Entries with figure data

━━━━━━━━━━━━━━━━━━━━

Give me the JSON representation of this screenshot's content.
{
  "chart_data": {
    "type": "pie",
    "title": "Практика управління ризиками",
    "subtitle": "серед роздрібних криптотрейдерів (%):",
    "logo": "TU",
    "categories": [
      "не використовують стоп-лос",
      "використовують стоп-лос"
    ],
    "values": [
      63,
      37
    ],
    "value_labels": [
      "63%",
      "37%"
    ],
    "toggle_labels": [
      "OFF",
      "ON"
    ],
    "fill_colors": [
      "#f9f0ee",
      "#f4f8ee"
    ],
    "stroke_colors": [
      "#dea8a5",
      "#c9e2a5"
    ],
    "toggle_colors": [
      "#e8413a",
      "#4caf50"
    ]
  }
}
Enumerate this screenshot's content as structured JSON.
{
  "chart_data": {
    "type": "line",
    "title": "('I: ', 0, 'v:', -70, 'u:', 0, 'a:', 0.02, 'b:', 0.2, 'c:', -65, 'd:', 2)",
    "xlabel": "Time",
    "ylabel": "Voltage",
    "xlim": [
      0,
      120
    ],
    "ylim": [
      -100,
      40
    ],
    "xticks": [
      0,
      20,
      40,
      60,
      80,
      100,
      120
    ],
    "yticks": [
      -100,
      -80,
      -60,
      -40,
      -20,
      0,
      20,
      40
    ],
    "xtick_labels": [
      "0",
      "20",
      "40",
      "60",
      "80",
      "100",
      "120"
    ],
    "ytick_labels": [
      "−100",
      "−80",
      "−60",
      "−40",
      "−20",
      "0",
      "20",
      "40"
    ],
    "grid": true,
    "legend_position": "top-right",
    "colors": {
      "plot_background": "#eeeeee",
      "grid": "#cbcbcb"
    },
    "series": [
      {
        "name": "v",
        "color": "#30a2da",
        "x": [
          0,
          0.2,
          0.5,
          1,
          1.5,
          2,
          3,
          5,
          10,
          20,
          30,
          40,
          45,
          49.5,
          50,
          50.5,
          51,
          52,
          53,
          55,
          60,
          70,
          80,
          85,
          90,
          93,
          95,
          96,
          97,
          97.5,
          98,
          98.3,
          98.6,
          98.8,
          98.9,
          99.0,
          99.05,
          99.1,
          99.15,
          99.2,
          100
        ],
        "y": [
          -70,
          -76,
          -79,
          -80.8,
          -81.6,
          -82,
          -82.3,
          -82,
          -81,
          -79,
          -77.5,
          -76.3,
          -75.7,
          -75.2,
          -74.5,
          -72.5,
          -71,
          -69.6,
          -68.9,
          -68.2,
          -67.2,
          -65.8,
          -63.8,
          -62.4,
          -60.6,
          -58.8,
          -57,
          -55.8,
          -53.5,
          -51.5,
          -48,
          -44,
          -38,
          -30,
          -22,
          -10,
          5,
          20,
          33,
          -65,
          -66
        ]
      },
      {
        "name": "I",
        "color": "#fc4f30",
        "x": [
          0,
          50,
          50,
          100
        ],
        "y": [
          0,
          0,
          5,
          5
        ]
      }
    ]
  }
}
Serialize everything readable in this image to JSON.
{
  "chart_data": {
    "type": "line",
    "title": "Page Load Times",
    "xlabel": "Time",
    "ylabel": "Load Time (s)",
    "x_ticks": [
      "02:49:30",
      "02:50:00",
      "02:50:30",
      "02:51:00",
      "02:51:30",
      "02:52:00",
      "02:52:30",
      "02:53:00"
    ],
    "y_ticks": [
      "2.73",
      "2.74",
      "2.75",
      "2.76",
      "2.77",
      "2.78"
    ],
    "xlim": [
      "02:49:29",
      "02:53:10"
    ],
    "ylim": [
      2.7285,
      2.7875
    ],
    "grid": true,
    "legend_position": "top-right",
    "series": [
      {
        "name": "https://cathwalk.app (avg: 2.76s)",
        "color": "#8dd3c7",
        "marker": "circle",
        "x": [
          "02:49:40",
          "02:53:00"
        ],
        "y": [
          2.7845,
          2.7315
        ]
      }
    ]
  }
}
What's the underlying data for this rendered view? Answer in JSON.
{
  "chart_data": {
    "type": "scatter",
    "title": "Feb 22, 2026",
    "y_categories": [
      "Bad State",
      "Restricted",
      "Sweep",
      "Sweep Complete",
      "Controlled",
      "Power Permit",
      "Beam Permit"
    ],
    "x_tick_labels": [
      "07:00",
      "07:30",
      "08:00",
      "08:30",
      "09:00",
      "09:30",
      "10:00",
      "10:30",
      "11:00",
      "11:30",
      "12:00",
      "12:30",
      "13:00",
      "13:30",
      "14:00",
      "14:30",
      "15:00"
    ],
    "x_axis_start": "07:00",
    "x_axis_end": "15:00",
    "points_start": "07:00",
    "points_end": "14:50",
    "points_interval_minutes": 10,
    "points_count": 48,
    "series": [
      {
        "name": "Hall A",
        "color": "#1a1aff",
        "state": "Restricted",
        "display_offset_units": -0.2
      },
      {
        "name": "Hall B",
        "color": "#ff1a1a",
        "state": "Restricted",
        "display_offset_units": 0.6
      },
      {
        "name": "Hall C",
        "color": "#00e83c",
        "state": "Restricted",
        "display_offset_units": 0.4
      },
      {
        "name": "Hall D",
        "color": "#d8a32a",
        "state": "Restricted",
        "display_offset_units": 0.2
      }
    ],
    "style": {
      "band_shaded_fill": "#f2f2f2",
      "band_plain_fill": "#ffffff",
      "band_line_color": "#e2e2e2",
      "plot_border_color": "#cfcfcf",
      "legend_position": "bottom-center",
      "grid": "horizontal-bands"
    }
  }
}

━━━━━━━━━━━━━━━━━━━━

EXERCISE DIRECTIONS:
Write out the data again, exactly and in full.

THE RESULT:
Give me the JSON representation of this screenshot's content.
{
  "chart_data": {
    "type": "pie",
    "title": "Практика управління ризиками",
    "subtitle": "серед роздрібних криптотрейдерів (%):",
    "logo": "TU",
    "categories": [
      "не використовують стоп-лос",
      "використовують стоп-лос"
    ],
    "values": [
      63,
      37
    ],
    "value_labels": [
      "63%",
      "37%"
    ],
    "toggle_labels": [
      "OFF",
      "ON"
    ],
    "fill_colors": [
      "#f9f0ee",
      "#f4f8ee"
    ],
    "stroke_colors": [
      "#dea8a5",
      "#c9e2a5"
    ],
    "toggle_colors": [
      "#e8413a",
      "#4caf50"
    ]
  }
}
Enumerate this screenshot's content as structured JSON.
{
  "chart_data": {
    "type": "line",
    "title": "('I: ', 0, 'v:', -70, 'u:', 0, 'a:', 0.02, 'b:', 0.2, 'c:', -65, 'd:', 2)",
    "xlabel": "Time",
    "ylabel": "Voltage",
    "xlim": [
      0,
      120
    ],
    "ylim": [
      -100,
      40
    ],
    "xticks": [
      0,
      20,
      40,
      60,
      80,
      100,
      120
    ],
    "yticks": [
      -100,
      -80,
      -60,
      -40,
      -20,
      0,
      20,
      40
    ],
    "xtick_labels": [
      "0",
      "20",
      "40",
      "60",
      "80",
      "100",
      "120"
    ],
    "ytick_labels": [
      "−100",
      "−80",
      "−60",
      "−40",
      "−20",
      "0",
      "20",
      "40"
    ],
    "grid": true,
    "legend_position": "top-right",
    "colors": {
      "plot_background": "#eeeeee",
      "grid": "#cbcbcb"
    },
    "series": [
      {
        "name": "v",
        "color": "#30a2da",
        "x": [
          0,
          0.2,
          0.5,
          1,
          1.5,
          2,
          3,
          5,
          10,
          20,
          30,
          40,
          45,
          49.5,
          50,
          50.5,
          51,
          52,
          53,
          55,
          60,
          70,
          80,
          85,
          90,
          93,
          95,
          96,
          97,
          97.5,
          98,
          98.3,
          98.6,
          98.8,
          98.9,
          99.0,
          99.05,
          99.1,
          99.15,
          99.2,
          100
        ],
        "y": [
          -70,
          -76,
          -79,
          -80.8,
          -81.6,
          -82,
          -82.3,
          -82,
          -81,
          -79,
          -77.5,
          -76.3,
          -75.7,
          -75.2,
          -74.5,
          -72.5,
          -71,
          -69.6,
          -68.9,
          -68.2,
          -67.2,
          -65.8,
          -63.8,
          -62.4,
          -60.6,
          -58.8,
          -57,
          -55.8,
          -53.5,
          -51.5,
          -48,
          -44,
          -38,
          -30,
          -22,
          -10,
          5,
          20,
          33,
          -65,
          -66
        ]
      },
      {
        "name": "I",
        "color": "#fc4f30",
        "x": [
          0,
          50,
          50,
          100
        ],
        "y": [
          0,
          0,
          5,
          5
        ]
      }
    ]
  }
}
Serialize everything readable in this image to JSON.
{
  "chart_data": {
    "type": "line",
    "title": "Page Load Times",
    "xlabel": "Time",
    "ylabel": "Load Time (s)",
    "x_ticks": [
      "02:49:30",
      "02:50:00",
      "02:50:30",
      "02:51:00",
      "02:51:30",
      "02:52:00",
      "02:52:30",
      "02:53:00"
    ],
    "y_ticks": [
      "2.73",
      "2.74",
      "2.75",
      "2.76",
      "2.77",
      "2.78"
    ],
    "xlim": [
      "02:49:29",
      "02:53:10"
    ],
    "ylim": [
      2.7285,
      2.7875
    ],
    "grid": true,
    "legend_position": "top-right",
    "series": [
      {
        "name": "https://cathwalk.app (avg: 2.76s)",
        "color": "#8dd3c7",
        "marker": "circle",
        "x": [
          "02:49:40",
          "02:53:00"
        ],
        "y": [
          2.7845,
          2.7315
        ]
      }
    ]
  }
}
What's the underlying data for this rendered view? Answer in JSON.
{
  "chart_data": {
    "type": "scatter",
    "title": "Feb 22, 2026",
    "y_categories": [
      "Bad State",
      "Restricted",
      "Sweep",
      "Sweep Complete",
      "Controlled",
      "Power Permit",
      "Beam Permit"
    ],
    "x_tick_labels": [
      "07:00",
      "07:30",
      "08:00",
      "08:30",
      "09:00",
      "09:30",
      "10:00",
      "10:30",
      "11:00",
      "11:30",
      "12:00",
      "12:30",
      "13:00",
      "13:30",
      "14:00",
      "14:30",
      "15:00"
    ],
    "x_axis_start": "07:00",
    "x_axis_end": "15:00",
    "points_start": "07:00",
    "points_end": "14:50",
    "points_interval_minutes": 10,
    "points_count": 48,
    "series": [
      {
        "name": "Hall A",
        "color": "#1a1aff",
        "state": "Restricted",
        "display_offset_units": -0.2
      },
      {
        "name": "Hall B",
        "color": "#ff1a1a",
        "state": "Restricted",
        "display_offset_units": 0.6
      },
      {
        "name": "Hall C",
        "color": "#00e83c",
        "state": "Restricted",
        "display_offset_units": 0.4
      },
      {
        "name": "Hall D",
        "color": "#d8a32a",
        "state": "Restricted",
        "display_offset_units": 0.2
      }
    ],
    "style": {
      "band_shaded_fill": "#f2f2f2",
      "band_plain_fill": "#ffffff",
      "band_line_color": "#e2e2e2",
      "plot_border_color": "#cfcfcf",
      "legend_position": "bottom-center",
      "grid": "horizontal-bands"
    }
  }
}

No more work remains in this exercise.